Problem details: Your job is to restate each entry word for word.

(Stored data)
┄┄┄┄┄┄┄┄┄┄

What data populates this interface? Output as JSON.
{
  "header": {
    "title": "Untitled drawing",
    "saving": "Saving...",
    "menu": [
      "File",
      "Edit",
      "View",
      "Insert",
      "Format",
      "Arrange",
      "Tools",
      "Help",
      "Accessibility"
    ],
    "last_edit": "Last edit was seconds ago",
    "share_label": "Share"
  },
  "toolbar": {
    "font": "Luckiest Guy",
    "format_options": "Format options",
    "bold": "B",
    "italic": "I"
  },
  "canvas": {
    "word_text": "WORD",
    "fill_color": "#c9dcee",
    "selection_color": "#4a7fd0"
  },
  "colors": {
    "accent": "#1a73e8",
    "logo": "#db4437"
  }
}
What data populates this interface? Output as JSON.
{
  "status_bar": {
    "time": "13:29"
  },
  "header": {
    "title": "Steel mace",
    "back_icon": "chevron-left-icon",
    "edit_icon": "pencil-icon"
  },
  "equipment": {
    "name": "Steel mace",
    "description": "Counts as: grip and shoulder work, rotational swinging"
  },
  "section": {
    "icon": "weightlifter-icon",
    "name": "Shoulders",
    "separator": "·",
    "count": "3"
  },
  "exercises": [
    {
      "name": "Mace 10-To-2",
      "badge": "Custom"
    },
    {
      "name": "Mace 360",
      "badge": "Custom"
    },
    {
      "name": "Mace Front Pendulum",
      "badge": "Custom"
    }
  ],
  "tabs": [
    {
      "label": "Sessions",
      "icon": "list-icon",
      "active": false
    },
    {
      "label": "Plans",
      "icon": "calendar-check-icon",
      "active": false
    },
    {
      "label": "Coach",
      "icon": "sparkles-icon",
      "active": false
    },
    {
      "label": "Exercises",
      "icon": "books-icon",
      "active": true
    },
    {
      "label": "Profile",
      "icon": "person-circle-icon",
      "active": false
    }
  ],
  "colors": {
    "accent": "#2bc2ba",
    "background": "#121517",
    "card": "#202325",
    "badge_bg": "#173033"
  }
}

┄┄┄┄┄┄┄┄┄┄

Full solution:
What data populates this interface? Output as JSON.
{
  "header": {
    "title": "Untitled drawing",
    "saving": "Saving...",
    "menu": [
      "File",
      "Edit",
      "View",
      "Insert",
      "Format",
      "Arrange",
      "Tools",
      "Help",
      "Accessibility"
    ],
    "last_edit": "Last edit was seconds ago",
    "share_label": "Share"
  },
  "toolbar": {
    "font": "Luckiest Guy",
    "format_options": "Format options",
    "bold": "B",
    "italic": "I"
  },
  "canvas": {
    "word_text": "WORD",
    "fill_color": "#c9dcee",
    "selection_color": "#4a7fd0"
  },
  "colors": {
    "accent": "#1a73e8",
    "logo": "#db4437"
  }
}
What data populates this interface? Output as JSON.
{
  "status_bar": {
    "time": "13:29"
  },
  "header": {
    "title": "Steel mace",
    "back_icon": "chevron-left-icon",
    "edit_icon": "pencil-icon"
  },
  "equipment": {
    "name": "Steel mace",
    "description": "Counts as: grip and shoulder work, rotational swinging"
  },
  "section": {
    "icon": "weightlifter-icon",
    "name": "Shoulders",
    "separator": "·",
    "count": "3"
  },
  "exercises": [
    {
      "name": "Mace 10-To-2",
      "badge": "Custom"
    },
    {
      "name": "Mace 360",
      "badge": "Custom"
    },
    {
      "name": "Mace Front Pendulum",
      "badge": "Custom"
    }
  ],
  "tabs": [
    {
      "label": "Sessions",
      "icon": "list-icon",
      "active": false
    },
    {
      "label": "Plans",
      "icon": "calendar-check-icon",
      "active": false
    },
    {
      "label": "Coach",
      "icon": "sparkles-icon",
      "active": false
    },
    {
      "label": "Exercises",
      "icon": "books-icon",
      "active": true
    },
    {
      "label": "Profile",
      "icon": "person-circle-icon",
      "active": false
    }
  ],
  "colors": {
    "accent": "#2bc2ba",
    "background": "#121517",
    "card": "#202325",
    "badge_bg": "#173033"
  }
}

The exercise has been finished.